Count the lines below that contain the word "Horiz". Give only the number.

(Entries from a visual dataset)
□ □ □ □ □

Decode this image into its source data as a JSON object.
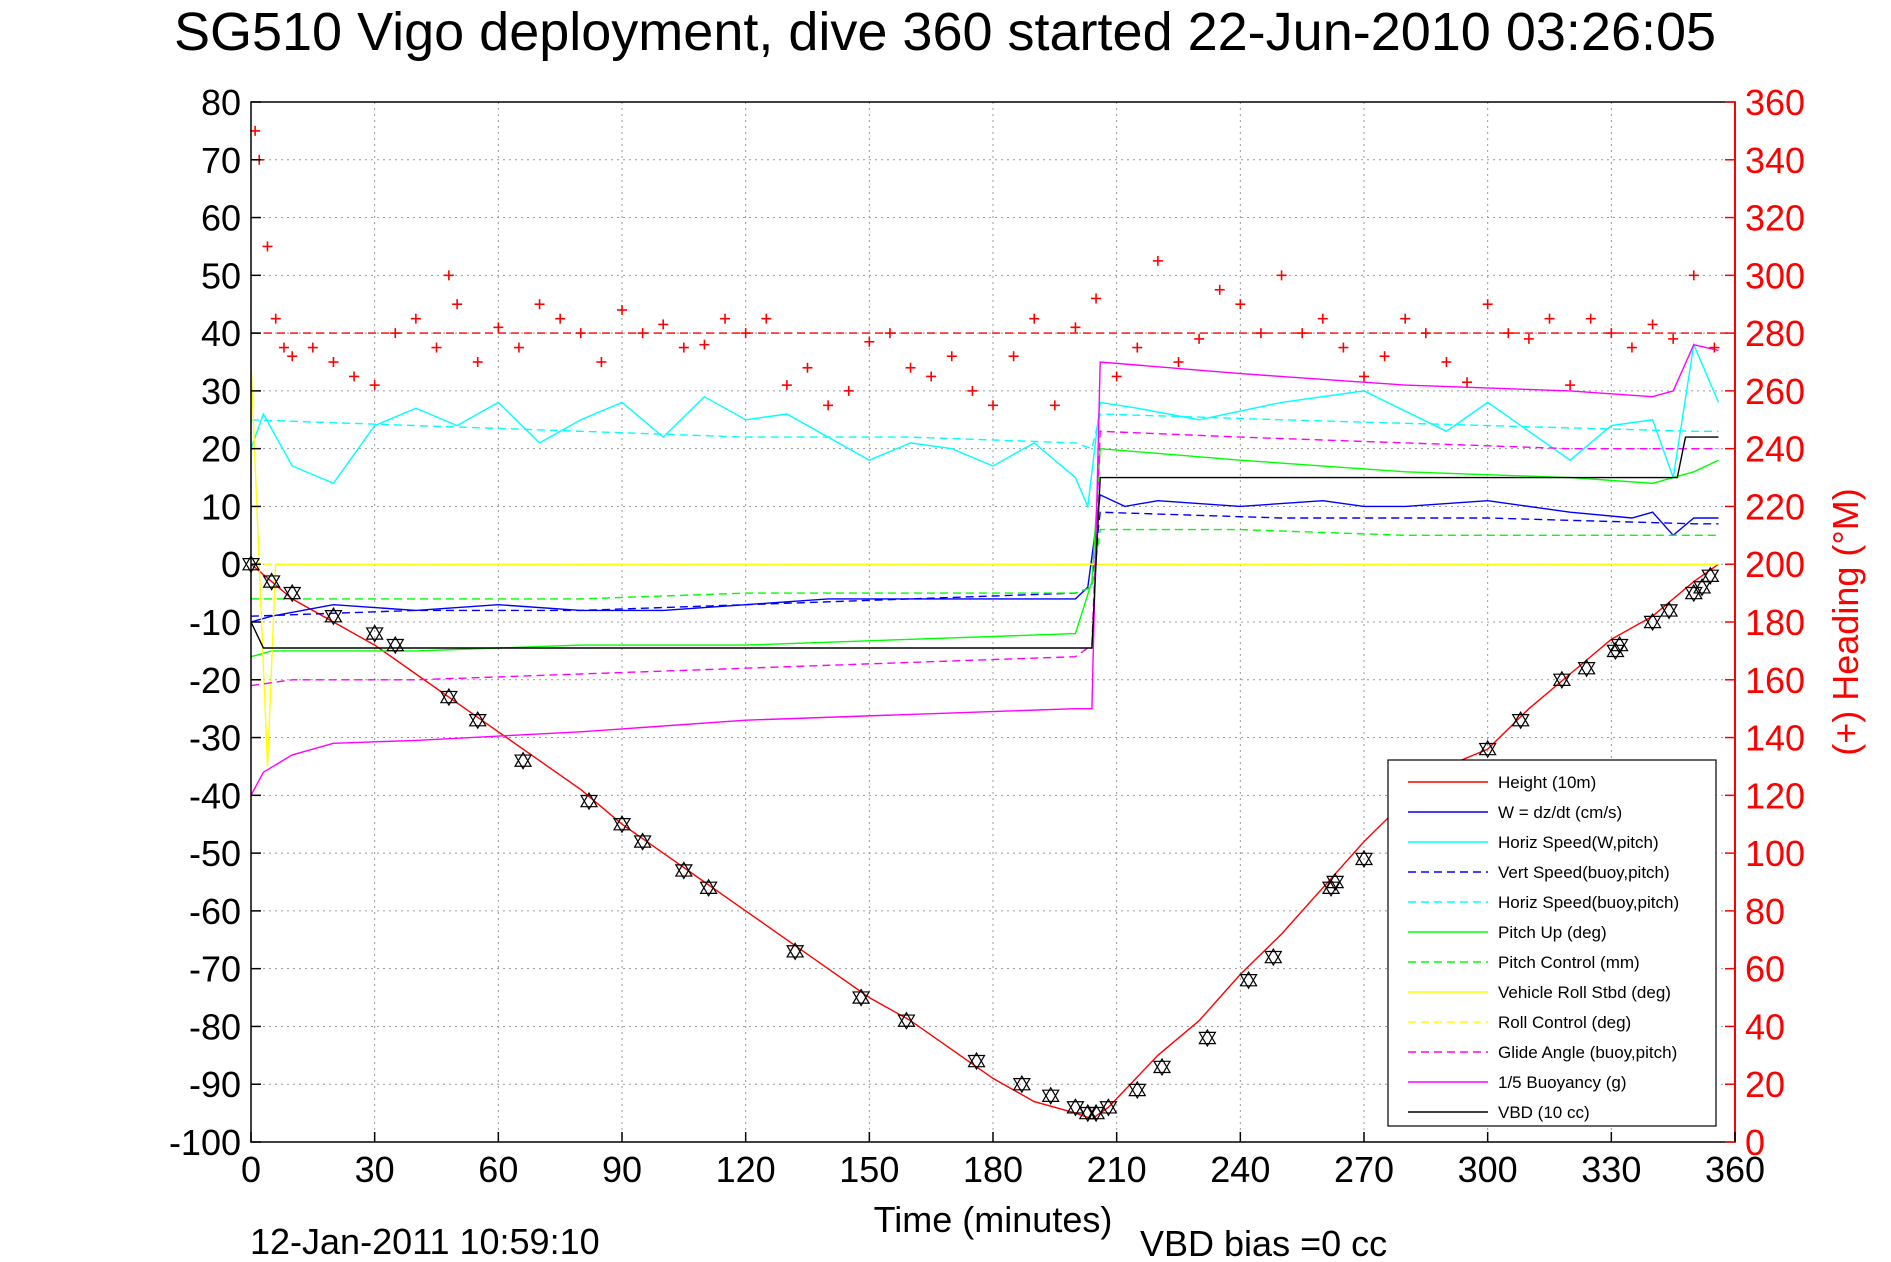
{
  "chart_data": {
    "type": "line",
    "title": "SG510 Vigo deployment, dive 360 started 22-Jun-2010 03:26:05",
    "xlabel": "Time (minutes)",
    "ylabel": "",
    "y2label": "(+) Heading (°M)",
    "xlim": [
      0,
      360
    ],
    "ylim": [
      -100,
      80
    ],
    "y2lim": [
      0,
      360
    ],
    "xticks": [
      "0",
      "30",
      "60",
      "90",
      "120",
      "150",
      "180",
      "210",
      "240",
      "270",
      "300",
      "330",
      "360"
    ],
    "yticks": [
      "80",
      "70",
      "60",
      "50",
      "40",
      "30",
      "20",
      "10",
      "0",
      "-10",
      "-20",
      "-30",
      "-40",
      "-50",
      "-60",
      "-70",
      "-80",
      "-90",
      "-100"
    ],
    "y2ticks": [
      "360",
      "340",
      "320",
      "300",
      "280",
      "260",
      "240",
      "220",
      "200",
      "180",
      "160",
      "140",
      "120",
      "100",
      "80",
      "60",
      "40",
      "20",
      "0"
    ],
    "grid": true,
    "legend_position": "lower-right",
    "footer_date": "12-Jan-2011 10:59:10",
    "footer_bias": "VBD bias =0 cc",
    "series": [
      {
        "name": "Height (10m)",
        "color": "#ff0000",
        "style": "solid",
        "x": [
          0,
          10,
          20,
          30,
          40,
          50,
          60,
          70,
          80,
          90,
          100,
          110,
          120,
          130,
          140,
          150,
          160,
          170,
          180,
          190,
          200,
          204,
          208,
          212,
          220,
          230,
          240,
          250,
          260,
          270,
          280,
          290,
          300,
          310,
          320,
          330,
          340,
          350,
          356
        ],
        "y": [
          0,
          -6,
          -10,
          -14,
          -19,
          -24,
          -29,
          -34,
          -39,
          -45,
          -50,
          -55,
          -60,
          -65,
          -70,
          -75,
          -79,
          -84,
          -89,
          -93,
          -95,
          -96,
          -94,
          -91,
          -85,
          -79,
          -71,
          -64,
          -56,
          -48,
          -41,
          -35,
          -32,
          -25,
          -19,
          -13,
          -9,
          -3,
          0
        ]
      },
      {
        "name": "W = dz/dt (cm/s)",
        "color": "#0000ff",
        "style": "solid",
        "x": [
          0,
          5,
          20,
          40,
          60,
          80,
          100,
          120,
          140,
          160,
          180,
          200,
          203,
          206,
          212,
          220,
          240,
          260,
          270,
          280,
          300,
          320,
          335,
          340,
          345,
          350,
          356
        ],
        "y": [
          -10,
          -9,
          -7,
          -8,
          -7,
          -8,
          -8,
          -7,
          -6,
          -6,
          -6,
          -6,
          -4,
          12,
          10,
          11,
          10,
          11,
          10,
          10,
          11,
          9,
          8,
          9,
          5,
          8,
          8
        ]
      },
      {
        "name": "Horiz Speed(W,pitch)",
        "color": "#00ffff",
        "style": "solid",
        "x": [
          0,
          3,
          10,
          20,
          30,
          40,
          50,
          60,
          70,
          80,
          90,
          100,
          110,
          120,
          130,
          140,
          150,
          160,
          170,
          180,
          190,
          200,
          203,
          206,
          215,
          230,
          250,
          270,
          290,
          300,
          320,
          330,
          340,
          345,
          350,
          356
        ],
        "y": [
          20,
          26,
          17,
          14,
          24,
          27,
          24,
          28,
          21,
          25,
          28,
          22,
          29,
          25,
          26,
          22,
          18,
          21,
          20,
          17,
          21,
          15,
          10,
          28,
          27,
          25,
          28,
          30,
          23,
          28,
          18,
          24,
          25,
          15,
          38,
          28
        ]
      },
      {
        "name": "Vert Speed(buoy,pitch)",
        "color": "#0000ff",
        "style": "dashed",
        "x": [
          0,
          40,
          80,
          120,
          160,
          200,
          204,
          206,
          250,
          300,
          350,
          356
        ],
        "y": [
          -9,
          -8,
          -8,
          -7,
          -6,
          -5,
          -4,
          9,
          8,
          8,
          7,
          7
        ]
      },
      {
        "name": "Horiz Speed(buoy,pitch)",
        "color": "#00ffff",
        "style": "dashed",
        "x": [
          0,
          40,
          80,
          120,
          160,
          200,
          204,
          206,
          250,
          300,
          350,
          356
        ],
        "y": [
          25,
          24,
          23,
          22,
          22,
          21,
          20,
          26,
          25,
          24,
          23,
          23
        ]
      },
      {
        "name": "Pitch Up (deg)",
        "color": "#00ff00",
        "style": "solid",
        "x": [
          0,
          5,
          40,
          80,
          120,
          160,
          200,
          204,
          206,
          240,
          280,
          320,
          340,
          350,
          356
        ],
        "y": [
          -16,
          -15,
          -15,
          -14,
          -14,
          -13,
          -12,
          -3,
          20,
          18,
          16,
          15,
          14,
          16,
          18
        ]
      },
      {
        "name": "Pitch Control (mm)",
        "color": "#00ff00",
        "style": "dashed",
        "x": [
          0,
          40,
          80,
          120,
          160,
          200,
          204,
          206,
          240,
          280,
          320,
          356
        ],
        "y": [
          -6,
          -6,
          -6,
          -5,
          -5,
          -5,
          -4,
          6,
          6,
          5,
          5,
          5
        ]
      },
      {
        "name": "Vehicle Roll Stbd (deg)",
        "color": "#ffff00",
        "style": "solid",
        "x": [
          0,
          2,
          4,
          6,
          10,
          14,
          20,
          30,
          40,
          50,
          60,
          70,
          80,
          90,
          100,
          110,
          120,
          130,
          140,
          150,
          160,
          170,
          180,
          190,
          200,
          204,
          206,
          210,
          230,
          250,
          270,
          290,
          310,
          330,
          350,
          356
        ],
        "y": [
          35,
          0,
          -35,
          0,
          0,
          0,
          0,
          0,
          0,
          0,
          0,
          0,
          0,
          0,
          0,
          0,
          0,
          0,
          0,
          0,
          0,
          0,
          0,
          0,
          0,
          0,
          0,
          0,
          0,
          0,
          0,
          0,
          0,
          0,
          0,
          0
        ]
      },
      {
        "name": "Roll Control (deg)",
        "color": "#ffff00",
        "style": "dashed",
        "x": [
          0,
          100,
          200,
          204,
          206,
          300,
          356
        ],
        "y": [
          0,
          0,
          0,
          0,
          0,
          0,
          0
        ]
      },
      {
        "name": "Glide Angle (buoy,pitch)",
        "color": "#ff00ff",
        "style": "dashed",
        "x": [
          0,
          10,
          40,
          80,
          120,
          160,
          200,
          204,
          206,
          240,
          280,
          320,
          356
        ],
        "y": [
          -21,
          -20,
          -20,
          -19,
          -18,
          -17,
          -16,
          -14,
          23,
          22,
          21,
          20,
          20
        ]
      },
      {
        "name": "1/5 Buoyancy (g)",
        "color": "#ff00ff",
        "style": "solid",
        "x": [
          0,
          3,
          10,
          20,
          40,
          80,
          120,
          160,
          200,
          204,
          206,
          240,
          280,
          320,
          340,
          345,
          350,
          356
        ],
        "y": [
          -40,
          -36,
          -33,
          -31,
          -30.5,
          -29,
          -27,
          -26,
          -25,
          -25,
          35,
          33,
          31,
          30,
          29,
          30,
          38,
          37
        ]
      },
      {
        "name": "VBD (10 cc)",
        "color": "#000000",
        "style": "solid",
        "x": [
          0,
          3,
          200,
          204,
          206,
          346,
          348,
          356
        ],
        "y": [
          -10,
          -14.5,
          -14.5,
          -14.5,
          15,
          15,
          22,
          22
        ]
      }
    ],
    "heading": {
      "name": "Heading (°M)",
      "color": "#ff0000",
      "axis": "right",
      "reference": 280,
      "x": [
        1,
        2,
        4,
        6,
        8,
        10,
        15,
        20,
        25,
        30,
        35,
        40,
        45,
        48,
        50,
        55,
        60,
        65,
        70,
        75,
        80,
        85,
        90,
        95,
        100,
        105,
        110,
        115,
        120,
        125,
        130,
        135,
        140,
        145,
        150,
        155,
        160,
        165,
        170,
        175,
        180,
        185,
        190,
        195,
        200,
        205,
        210,
        215,
        220,
        225,
        230,
        235,
        240,
        245,
        250,
        255,
        260,
        265,
        270,
        275,
        280,
        285,
        290,
        295,
        300,
        305,
        310,
        315,
        320,
        325,
        330,
        335,
        340,
        345,
        350,
        355
      ],
      "y": [
        350,
        340,
        310,
        285,
        275,
        272,
        275,
        270,
        265,
        262,
        280,
        285,
        275,
        300,
        290,
        270,
        282,
        275,
        290,
        285,
        280,
        270,
        288,
        280,
        283,
        275,
        276,
        285,
        280,
        285,
        262,
        268,
        255,
        260,
        277,
        280,
        268,
        265,
        272,
        260,
        255,
        272,
        285,
        255,
        282,
        292,
        265,
        275,
        305,
        270,
        278,
        295,
        290,
        280,
        300,
        280,
        285,
        275,
        265,
        272,
        285,
        280,
        270,
        263,
        290,
        280,
        278,
        285,
        262,
        285,
        280,
        275,
        283,
        278,
        300,
        275
      ]
    },
    "markers": {
      "name": "Height samples",
      "color": "#000000",
      "x": [
        0,
        5,
        10,
        20,
        30,
        35,
        48,
        55,
        66,
        82,
        90,
        95,
        105,
        111,
        132,
        148,
        159,
        176,
        187,
        194,
        200,
        203,
        205,
        208,
        215,
        221,
        232,
        242,
        248,
        262,
        263,
        270,
        300,
        308,
        318,
        324,
        331,
        332,
        340,
        344,
        350,
        352,
        354
      ],
      "y": [
        0,
        -3,
        -5,
        -9,
        -12,
        -14,
        -23,
        -27,
        -34,
        -41,
        -45,
        -48,
        -53,
        -56,
        -67,
        -75,
        -79,
        -86,
        -90,
        -92,
        -94,
        -95,
        -95,
        -94,
        -91,
        -87,
        -82,
        -72,
        -68,
        -56,
        -55,
        -51,
        -32,
        -27,
        -20,
        -18,
        -15,
        -14,
        -10,
        -8,
        -5,
        -4,
        -2
      ]
    }
  }
}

□ □ □ □ □

▶ [SOLUTION TO THIS EXERCISE] 2